Remark. The $T$ random variables $Z_1,Z_2,\dots,Z_T$ encapsulate all the randomness available to us in the probability space $(\Omega_T ,\F, \P)$; the $2^T$ possible real-valued sequences $(z_1,z_2,\dots,z_T)$ that the sequence $(Z_1,Z_2,\dots,Z_T)$ of random variables could take are in one-to-one correspondence with the state space $\Omega_T$. (Knowing the values of all the random variables $Z_1,Z_2,\dots,Z_T$ tells us the state $\omega \in \Omega_T$.) In probabilisitic language, we say that $\F = 2^{\Omega_T}$ is equal to the $\sigma$-algebra generated by the random variables $Z_1, Z_2, \dots, Z_T$, and we write $\F = \sigma(Z_1,Z_2,\dots,Z_T)$.

SET TASKS.
1. From the remark on random variables, reproduce word for word the passage that begins at the words "Remark. The $T$" and stops after the words "write $\F = \sigma(Z_1,Z_2,\dots,Z_T)$.".
2. In the remark on random variables, how many possible real-valued sequences could the sequence $(Z_1,Z_2,\dots,Z_T)$ take?

INFORMATION PROVIDED.
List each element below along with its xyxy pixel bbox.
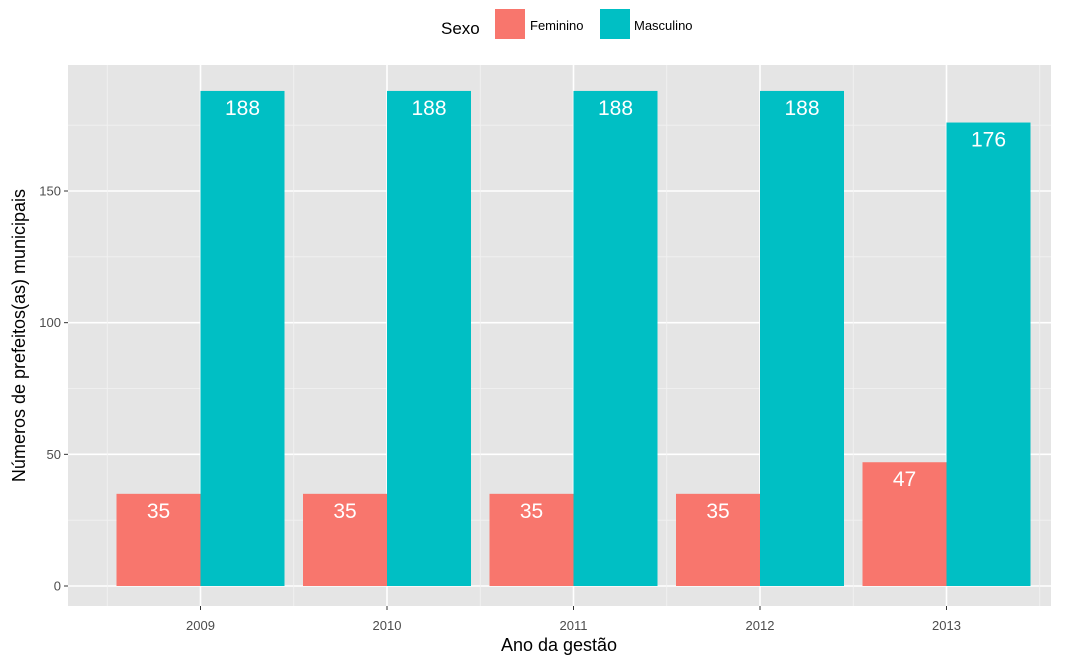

OUTPUTS FOR THE TASKS.
1.
Remark. The $T$ random variables $Z_1,Z_2,\dots,Z_T$ encapsulate all the randomness available to us in the probability space $(\Omega_T ,\F, \P)$; the $2^T$ possible real-valued sequences $(z_1,z_2,\dots,z_T)$ that the sequence $(Z_1,Z_2,\dots,Z_T)$ of random variables could take are in one-to-one correspondence with the state space $\Omega_T$. (Knowing the values of all the random variables $Z_1,Z_2,\dots,Z_T$ tells us the state $\omega \in \Omega_T$.) In probabilisitic language, we say that $\F = 2^{\Omega_T}$ is equal to the $\sigma$-algebra generated by the random variables $Z_1, Z_2, \dots, Z_T$, and we write $\F = \sigma(Z_1,Z_2,\dots,Z_T)$.

2. $2^T$